AIM OF THE EXERCISE = Drop all images. Then write out each line below exactly as given.

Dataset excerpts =
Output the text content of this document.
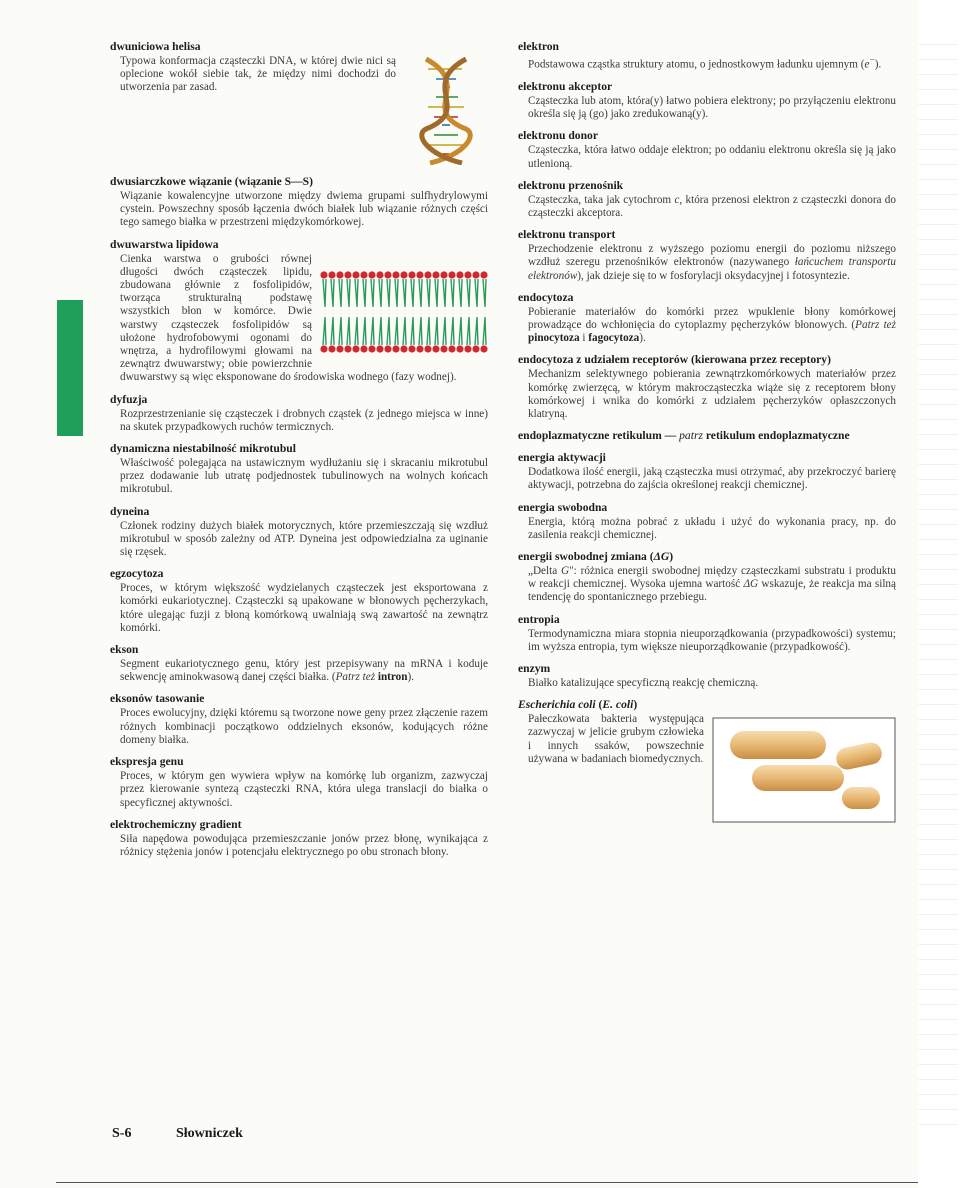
dwuniciowa helisa
Typowa konformacja cząsteczki DNA, w której dwie nici są oplecione wokół siebie tak, że między nimi dochodzi do utworzenia par zasad.
dwusiarczkowe wiązanie (wiązanie S—S)
Wiązanie kowalencyjne utworzone między dwiema grupami sulfhydrylowymi cystein. Powszechny sposób łączenia dwóch białek lub wiązanie różnych części tego samego białka w przestrzeni międzykomórkowej.
dwuwarstwa lipidowa
Cienka warstwa o grubości równej długości dwóch cząsteczek lipidu, zbudowana głównie z fosfolipidów, tworząca strukturalną podstawę wszystkich błon w komórce. Dwie warstwy cząsteczek fosfolipidów są ułożone hydrofobowymi ogonami do wnętrza, a hydrofilowymi głowami na zewnątrz dwuwarstwy; obie powierzchnie dwuwarstwy są więc eksponowane do środowiska wodnego (fazy wodnej).
dyfuzja
Rozprzestrzenianie się cząsteczek i drobnych cząstek (z jednego miejsca w inne) na skutek przypadkowych ruchów termicznych.
dynamiczna niestabilność mikrotubul
Właściwość polegająca na ustawicznym wydłużaniu się i skracaniu mikrotubul przez dodawanie lub utratę podjednostek tubulinowych na wolnych końcach mikrotubul.
dyneina
Członek rodziny dużych białek motorycznych, które przemieszczają się wzdłuż mikrotubul w sposób zależny od ATP. Dyneina jest odpowiedzialna za uginanie się rzęsek.
egzocytoza
Proces, w którym większość wydzielanych cząsteczek jest eksportowana z komórki eukariotycznej. Cząsteczki są upakowane w błonowych pęcherzykach, które ulegając fuzji z błoną komórkową uwalniają swą zawartość na zewnątrz komórki.
ekson
Segment eukariotycznego genu, który jest przepisywany na mRNA i koduje sekwencję aminokwasową danej części białka. (Patrz też intron).
eksonów tasowanie
Proces ewolucyjny, dzięki któremu są tworzone nowe geny przez złączenie razem różnych kombinacji początkowo oddzielnych eksonów, kodujących różne domeny białka.
ekspresja genu
Proces, w którym gen wywiera wpływ na komórkę lub organizm, zazwyczaj przez kierowanie syntezą cząsteczki RNA, która ulega translacji do białka o specyficznej aktywności.
elektrochemiczny gradient
Siła napędowa powodująca przemieszczanie jonów przez błonę, wynikająca z różnicy stężenia jonów i potencjału elektrycznego po obu stronach błony.
elektron
Podstawowa cząstka struktury atomu, o jednostkowym ładunku ujemnym (e−).
elektronu akceptor
Cząsteczka lub atom, która(y) łatwo pobiera elektrony; po przyłączeniu elektronu określa się ją (go) jako zredukowaną(y).
elektronu donor
Cząsteczka, która łatwo oddaje elektron; po oddaniu elektronu określa się ją jako utlenioną.
elektronu przenośnik
Cząsteczka, taka jak cytochrom c, która przenosi elektron z cząsteczki donora do cząsteczki akceptora.
elektronu transport
Przechodzenie elektronu z wyższego poziomu energii do poziomu niższego wzdłuż szeregu przenośników elektronów (nazywanego łańcuchem transportu elektronów), jak dzieje się to w fosforylacji oksydacyjnej i fotosyntezie.
endocytoza
Pobieranie materiałów do komórki przez wpuklenie błony komórkowej prowadzące do wchłonięcia do cytoplazmy pęcherzyków błonowych. (Patrz też pinocytoza i fagocytoza).
endocytoza z udziałem receptorów (kierowana przez receptory)
Mechanizm selektywnego pobierania zewnątrzkomórkowych materiałów przez komórkę zwierzęcą, w którym makrocząsteczka wiąże się z receptorem błony komórkowej i wnika do komórki z udziałem pęcherzyków opłaszczonych klatryną.
endoplazmatyczne retikulum — patrz retikulum endoplazmatyczne
energia aktywacji
Dodatkowa ilość energii, jaką cząsteczka musi otrzymać, aby przekroczyć barierę aktywacji, potrzebna do zajścia określonej reakcji chemicznej.
energia swobodna
Energia, którą można pobrać z układu i użyć do wykonania pracy, np. do zasilenia reakcji chemicznej.
energii swobodnej zmiana (ΔG)
„Delta G": różnica energii swobodnej między cząsteczkami substratu i produktu w reakcji chemicznej. Wysoka ujemna wartość ΔG wskazuje, że reakcja ma silną tendencję do spontanicznego przebiegu.
entropia
Termodynamiczna miara stopnia nieuporządkowania (przypadkowości) systemu; im wyższa entropia, tym większe nieuporządkowanie (przypadkowość).
enzym
Białko katalizujące specyficzną reakcję chemiczną.
Escherichia coli (E. coli)
Pałeczkowata bakteria występująca zazwyczaj w jelicie grubym człowieka i innych ssaków, powszechnie używana w badaniach biomedycznych.
S-6	Słowniczek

THE ANSWER =
Output the text content of this document.
dwuniciowa helisa
Typowa konformacja cząsteczki DNA, w której dwie nici są oplecione wokół siebie tak, że między nimi dochodzi do utworzenia par zasad.
dwusiarczkowe wiązanie (wiązanie S—S)
Wiązanie kowalencyjne utworzone między dwiema grupami sulfhydrylowymi cystein. Powszechny sposób łączenia dwóch białek lub wiązanie różnych części tego samego białka w przestrzeni międzykomórkowej.
dwuwarstwa lipidowa
Cienka warstwa o grubości równej długości dwóch cząsteczek lipidu, zbudowana głównie z fosfolipidów, tworząca strukturalną podstawę wszystkich błon w komórce. Dwie warstwy cząsteczek fosfolipidów są ułożone hydrofobowymi ogonami do wnętrza, a hydrofilowymi głowami na zewnątrz dwuwarstwy; obie powierzchnie dwuwarstwy są więc eksponowane do środowiska wodnego (fazy wodnej).
dyfuzja
Rozprzestrzenianie się cząsteczek i drobnych cząstek (z jednego miejsca w inne) na skutek przypadkowych ruchów termicznych.
dynamiczna niestabilność mikrotubul
Właściwość polegająca na ustawicznym wydłużaniu się i skracaniu mikrotubul przez dodawanie lub utratę podjednostek tubulinowych na wolnych końcach mikrotubul.
dyneina
Członek rodziny dużych białek motorycznych, które przemieszczają się wzdłuż mikrotubul w sposób zależny od ATP. Dyneina jest odpowiedzialna za uginanie się rzęsek.
egzocytoza
Proces, w którym większość wydzielanych cząsteczek jest eksportowana z komórki eukariotycznej. Cząsteczki są upakowane w błonowych pęcherzykach, które ulegając fuzji z błoną komórkową uwalniają swą zawartość na zewnątrz komórki.
ekson
Segment eukariotycznego genu, który jest przepisywany na mRNA i koduje sekwencję aminokwasową danej części białka. (Patrz też intron).
eksonów tasowanie
Proces ewolucyjny, dzięki któremu są tworzone nowe geny przez złączenie razem różnych kombinacji początkowo oddzielnych eksonów, kodujących różne domeny białka.
ekspresja genu
Proces, w którym gen wywiera wpływ na komórkę lub organizm, zazwyczaj przez kierowanie syntezą cząsteczki RNA, która ulega translacji do białka o specyficznej aktywności.
elektrochemiczny gradient
Siła napędowa powodująca przemieszczanie jonów przez błonę, wynikająca z różnicy stężenia jonów i potencjału elektrycznego po obu stronach błony.
elektron
Podstawowa cząstka struktury atomu, o jednostkowym ładunku ujemnym (e−).
elektronu akceptor
Cząsteczka lub atom, która(y) łatwo pobiera elektrony; po przyłączeniu elektronu określa się ją (go) jako zredukowaną(y).
elektronu donor
Cząsteczka, która łatwo oddaje elektron; po oddaniu elektronu określa się ją jako utlenioną.
elektronu przenośnik
Cząsteczka, taka jak cytochrom c, która przenosi elektron z cząsteczki donora do cząsteczki akceptora.
elektronu transport
Przechodzenie elektronu z wyższego poziomu energii do poziomu niższego wzdłuż szeregu przenośników elektronów (nazywanego łańcuchem transportu elektronów), jak dzieje się to w fosforylacji oksydacyjnej i fotosyntezie.
endocytoza
Pobieranie materiałów do komórki przez wpuklenie błony komórkowej prowadzące do wchłonięcia do cytoplazmy pęcherzyków błonowych. (Patrz też pinocytoza i fagocytoza).
endocytoza z udziałem receptorów (kierowana przez receptory)
Mechanizm selektywnego pobierania zewnątrzkomórkowych materiałów przez komórkę zwierzęcą, w którym makrocząsteczka wiąże się z receptorem błony komórkowej i wnika do komórki z udziałem pęcherzyków opłaszczonych klatryną.
endoplazmatyczne retikulum — patrz retikulum endoplazmatyczne
energia aktywacji
Dodatkowa ilość energii, jaką cząsteczka musi otrzymać, aby przekroczyć barierę aktywacji, potrzebna do zajścia określonej reakcji chemicznej.
energia swobodna
Energia, którą można pobrać z układu i użyć do wykonania pracy, np. do zasilenia reakcji chemicznej.
energii swobodnej zmiana (ΔG)
„Delta G": różnica energii swobodnej między cząsteczkami substratu i produktu w reakcji chemicznej. Wysoka ujemna wartość ΔG wskazuje, że reakcja ma silną tendencję do spontanicznego przebiegu.
entropia
Termodynamiczna miara stopnia nieuporządkowania (przypadkowości) systemu; im wyższa entropia, tym większe nieuporządkowanie (przypadkowość).
enzym
Białko katalizujące specyficzną reakcję chemiczną.
Escherichia coli (E. coli)
Pałeczkowata bakteria występująca zazwyczaj w jelicie grubym człowieka i innych ssaków, powszechnie używana w badaniach biomedycznych.
S-6	Słowniczek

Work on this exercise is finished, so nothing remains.